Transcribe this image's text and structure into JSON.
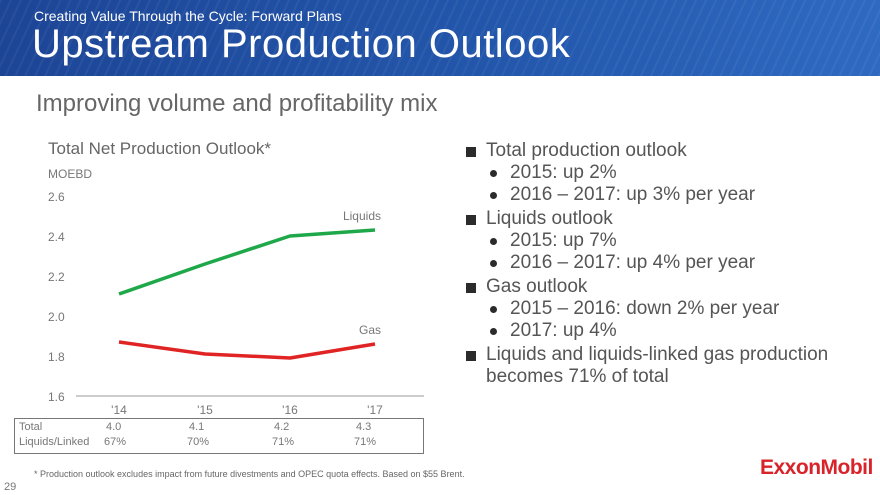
{
  "header": {
    "kicker": "Creating Value Through the Cycle: Forward Plans",
    "title": "Upstream Production Outlook"
  },
  "subtitle": "Improving volume and profitability mix",
  "chart_data": {
    "type": "line",
    "title": "Total Net Production Outlook*",
    "ylabel": "MOEBD",
    "categories": [
      "'14",
      "'15",
      "'16",
      "'17"
    ],
    "ylim": [
      1.6,
      2.6
    ],
    "yticks": [
      "2.6",
      "2.4",
      "2.2",
      "2.0",
      "1.8",
      "1.6"
    ],
    "grid": false,
    "series": [
      {
        "name": "Liquids",
        "values": [
          2.11,
          2.26,
          2.4,
          2.43
        ],
        "color": "#1fa84a"
      },
      {
        "name": "Gas",
        "values": [
          1.87,
          1.81,
          1.79,
          1.86
        ],
        "color": "#e02424"
      }
    ]
  },
  "table": {
    "rows": [
      {
        "label": "Total",
        "values": [
          "4.0",
          "4.1",
          "4.2",
          "4.3"
        ]
      },
      {
        "label": "Liquids/Linked",
        "values": [
          "67%",
          "70%",
          "71%",
          "71%"
        ]
      }
    ]
  },
  "bullets": [
    {
      "text": "Total production outlook",
      "sub": [
        "2015: up 2%",
        "2016 – 2017: up 3% per year"
      ]
    },
    {
      "text": "Liquids outlook",
      "sub": [
        "2015: up 7%",
        "2016 – 2017: up 4% per year"
      ]
    },
    {
      "text": "Gas outlook",
      "sub": [
        "2015 – 2016: down 2% per year",
        "2017: up 4%"
      ]
    },
    {
      "text": "Liquids and liquids-linked gas production becomes 71% of total",
      "sub": []
    }
  ],
  "footnote": "* Production outlook excludes impact from future divestments and OPEC quota effects.  Based on $55 Brent.",
  "page_number": "29",
  "logo": "ExxonMobil"
}
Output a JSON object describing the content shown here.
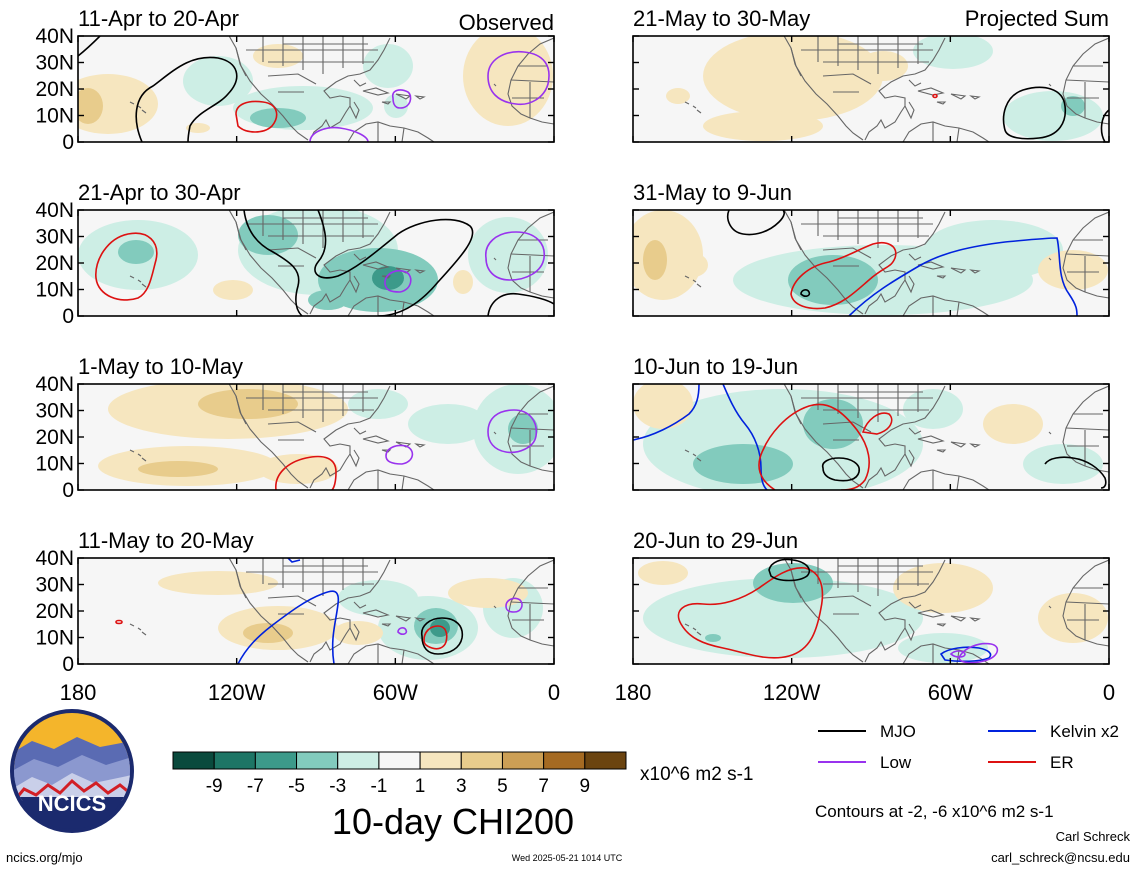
{
  "figure": {
    "main_title": "10-day CHI200",
    "units": "x10^6 m2 s-1",
    "contour_note": "Contours at -2, -6 x10^6 m2 s-1",
    "author": "Carl Schreck",
    "email": "carl_schreck@ncsu.edu",
    "url": "ncics.org/mjo",
    "timestamp": "Wed 2025-05-21 1014 UTC",
    "logo_text": "NCICS",
    "observed_label": "Observed",
    "projected_label": "Projected Sum"
  },
  "colors": {
    "mjo": "#000000",
    "kelvin": "#0022dd",
    "low": "#9933ee",
    "er": "#dd1111",
    "land": "#666666"
  },
  "legend": [
    {
      "key": "mjo",
      "label": "MJO"
    },
    {
      "key": "kelvin",
      "label": "Kelvin x2"
    },
    {
      "key": "low",
      "label": "Low"
    },
    {
      "key": "er",
      "label": "ER"
    }
  ],
  "colorbar": {
    "colors": [
      "#0a4a3d",
      "#1d7565",
      "#3c9a8a",
      "#82cbbd",
      "#cdeee5",
      "#f6f6f6",
      "#f6e6bf",
      "#e8cc8c",
      "#cc9f55",
      "#a56a22",
      "#6b4410"
    ],
    "tick_labels": [
      "-9",
      "-7",
      "-5",
      "-3",
      "-1",
      "1",
      "3",
      "5",
      "7",
      "9"
    ]
  },
  "axes": {
    "lat_ticks": [
      "40N",
      "30N",
      "20N",
      "10N",
      "0"
    ],
    "lon_ticks": [
      "180",
      "120W",
      "60W",
      "0"
    ],
    "lat_range": [
      0,
      40
    ],
    "lon_range": [
      -180,
      0
    ]
  },
  "panels": [
    {
      "title": "11-Apr to 20-Apr"
    },
    {
      "title": "21-Apr to 30-Apr"
    },
    {
      "title": "1-May to 10-May"
    },
    {
      "title": "11-May to 20-May"
    },
    {
      "title": "21-May to 30-May"
    },
    {
      "title": "31-May to 9-Jun"
    },
    {
      "title": "10-Jun to 19-Jun"
    },
    {
      "title": "20-Jun to 29-Jun"
    }
  ]
}
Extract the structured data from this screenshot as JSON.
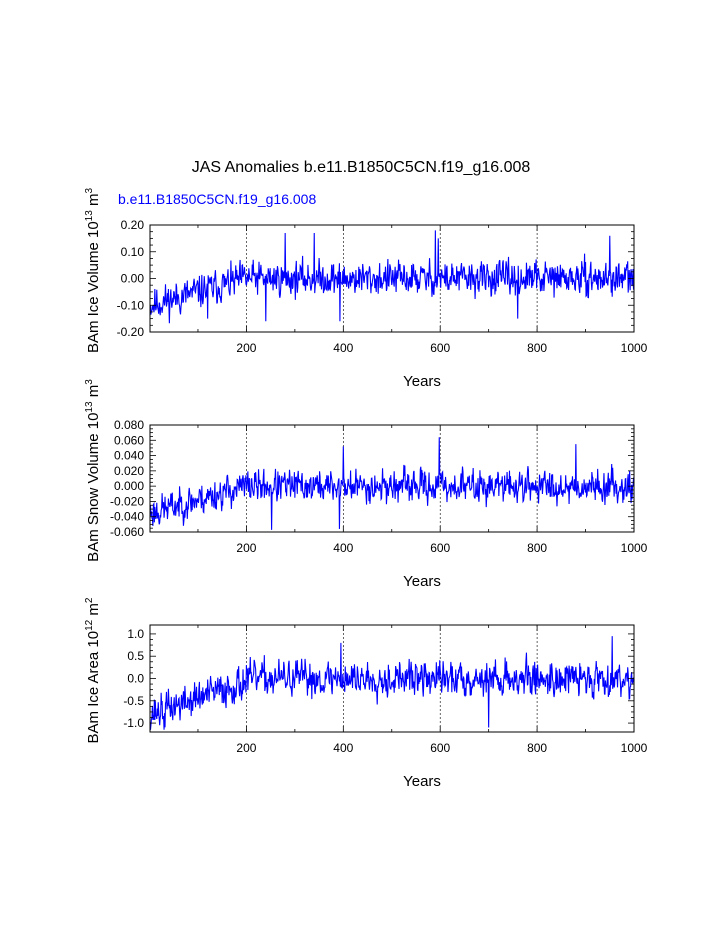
{
  "title": "JAS Anomalies b.e11.B1850C5CN.f19_g16.008",
  "series_label": "b.e11.B1850C5CN.f19_g16.008",
  "colors": {
    "line": "#0000ff",
    "axis": "#000000",
    "subtitle": "#0000ff"
  },
  "chart_data": [
    {
      "type": "line",
      "ylabel": "BAm Ice Volume 10",
      "ylabel_exp": "13",
      "ylabel_unit": " m",
      "ylabel_unit_exp": "3",
      "xlabel": "Years",
      "xlim": [
        1,
        1000
      ],
      "ylim": [
        -0.2,
        0.2
      ],
      "xticks": [
        200,
        400,
        600,
        800,
        1000
      ],
      "xtick_labels": [
        "200",
        "400",
        "600",
        "800",
        "1000"
      ],
      "yticks": [
        -0.2,
        -0.1,
        0.0,
        0.1,
        0.2
      ],
      "ytick_labels": [
        "-0.20",
        "-0.10",
        "0.00",
        "0.10",
        "0.20"
      ],
      "vlines": [
        200,
        400,
        600,
        800
      ],
      "series": [
        {
          "name": "b.e11.B1850C5CN.f19_g16.008",
          "trend_start": -0.1,
          "trend_end": 0.0,
          "trend_year": 200,
          "noise_amp": 0.12,
          "seed": 11,
          "peaks": [
            [
              280,
              0.17
            ],
            [
              340,
              0.17
            ],
            [
              393,
              -0.16
            ],
            [
              590,
              0.18
            ],
            [
              596,
              0.15
            ],
            [
              120,
              -0.15
            ],
            [
              240,
              -0.16
            ],
            [
              760,
              -0.15
            ],
            [
              950,
              0.16
            ]
          ]
        }
      ]
    },
    {
      "type": "line",
      "ylabel": "BAm Snow Volume 10",
      "ylabel_exp": "13",
      "ylabel_unit": " m",
      "ylabel_unit_exp": "3",
      "xlabel": "Years",
      "xlim": [
        1,
        1000
      ],
      "ylim": [
        -0.06,
        0.08
      ],
      "xticks": [
        200,
        400,
        600,
        800,
        1000
      ],
      "xtick_labels": [
        "200",
        "400",
        "600",
        "800",
        "1000"
      ],
      "yticks": [
        -0.06,
        -0.04,
        -0.02,
        0.0,
        0.02,
        0.04,
        0.06,
        0.08
      ],
      "ytick_labels": [
        "-0.060",
        "-0.040",
        "-0.020",
        "0.000",
        "0.020",
        "0.040",
        "0.060",
        "0.080"
      ],
      "vlines": [
        200,
        400,
        600,
        800
      ],
      "series": [
        {
          "name": "b.e11.B1850C5CN.f19_g16.008",
          "trend_start": -0.035,
          "trend_end": 0.0,
          "trend_year": 200,
          "noise_amp": 0.04,
          "seed": 23,
          "peaks": [
            [
              598,
              0.064
            ],
            [
              252,
              -0.058
            ],
            [
              392,
              -0.056
            ],
            [
              400,
              0.052
            ],
            [
              20,
              -0.05
            ],
            [
              880,
              0.055
            ]
          ]
        }
      ]
    },
    {
      "type": "line",
      "ylabel": "BAm Ice Area 10",
      "ylabel_exp": "12",
      "ylabel_unit": " m",
      "ylabel_unit_exp": "2",
      "xlabel": "Years",
      "xlim": [
        1,
        1000
      ],
      "ylim": [
        -1.2,
        1.2
      ],
      "xticks": [
        200,
        400,
        600,
        800,
        1000
      ],
      "xtick_labels": [
        "200",
        "400",
        "600",
        "800",
        "1000"
      ],
      "yticks": [
        -1.0,
        -0.5,
        0.0,
        0.5,
        1.0
      ],
      "ytick_labels": [
        "-1.0",
        "-0.5",
        "0.0",
        "0.5",
        "1.0"
      ],
      "vlines": [
        200,
        400,
        600,
        800
      ],
      "series": [
        {
          "name": "b.e11.B1850C5CN.f19_g16.008",
          "trend_start": -0.8,
          "trend_end": 0.0,
          "trend_year": 220,
          "noise_amp": 0.75,
          "seed": 37,
          "peaks": [
            [
              30,
              -1.15
            ],
            [
              700,
              -1.1
            ],
            [
              955,
              0.95
            ],
            [
              395,
              0.8
            ],
            [
              200,
              0.3
            ]
          ]
        }
      ]
    }
  ]
}
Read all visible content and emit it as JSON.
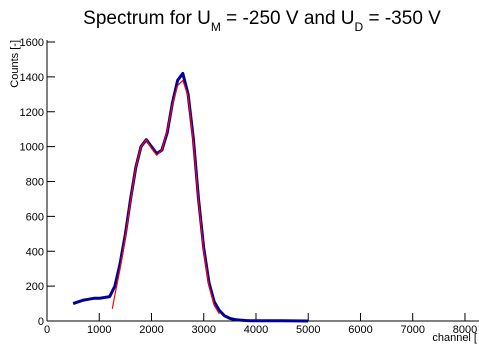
{
  "chart_data": {
    "type": "line",
    "title_parts": [
      {
        "text": "Spectrum for U"
      },
      {
        "text": "M",
        "sub": true
      },
      {
        "text": " = -250 V and U"
      },
      {
        "text": "D",
        "sub": true
      },
      {
        "text": " = -350 V"
      }
    ],
    "x_label": "channel [",
    "y_label": "Counts [-]",
    "xlim": [
      0,
      8192
    ],
    "ylim": [
      0,
      1600
    ],
    "xticks": [
      0,
      1000,
      2000,
      3000,
      4000,
      5000,
      6000,
      7000,
      8000
    ],
    "yticks": [
      0,
      200,
      400,
      600,
      800,
      1000,
      1200,
      1400,
      1600
    ],
    "series": [
      {
        "color": "#000099",
        "width": 3,
        "x": [
          500,
          600,
          700,
          800,
          900,
          1000,
          1100,
          1200,
          1300,
          1400,
          1500,
          1600,
          1700,
          1800,
          1900,
          2000,
          2100,
          2200,
          2300,
          2400,
          2500,
          2600,
          2700,
          2800,
          2900,
          3000,
          3100,
          3200,
          3300,
          3400,
          3500,
          3600,
          3700,
          3800,
          3900,
          4000,
          4500,
          5000
        ],
        "values": [
          100,
          110,
          120,
          125,
          130,
          130,
          135,
          140,
          200,
          330,
          500,
          700,
          880,
          1000,
          1040,
          1000,
          960,
          980,
          1080,
          1250,
          1380,
          1420,
          1300,
          1050,
          700,
          420,
          220,
          110,
          60,
          30,
          15,
          8,
          5,
          3,
          2,
          1,
          1,
          0
        ]
      },
      {
        "color": "#ff0000",
        "width": 1.2,
        "x": [
          1250,
          1300,
          1400,
          1500,
          1600,
          1700,
          1800,
          1900,
          2000,
          2100,
          2200,
          2300,
          2400,
          2500,
          2600,
          2700,
          2800,
          2900,
          3000,
          3100,
          3200,
          3300
        ],
        "values": [
          70,
          150,
          300,
          480,
          690,
          880,
          1000,
          1040,
          990,
          950,
          980,
          1090,
          1240,
          1350,
          1380,
          1290,
          1030,
          690,
          400,
          200,
          90,
          40
        ]
      }
    ]
  }
}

**Exercise task**
Each line that holds the string "Liquids" counts once; give the total and nothing else.

**Written answer**
4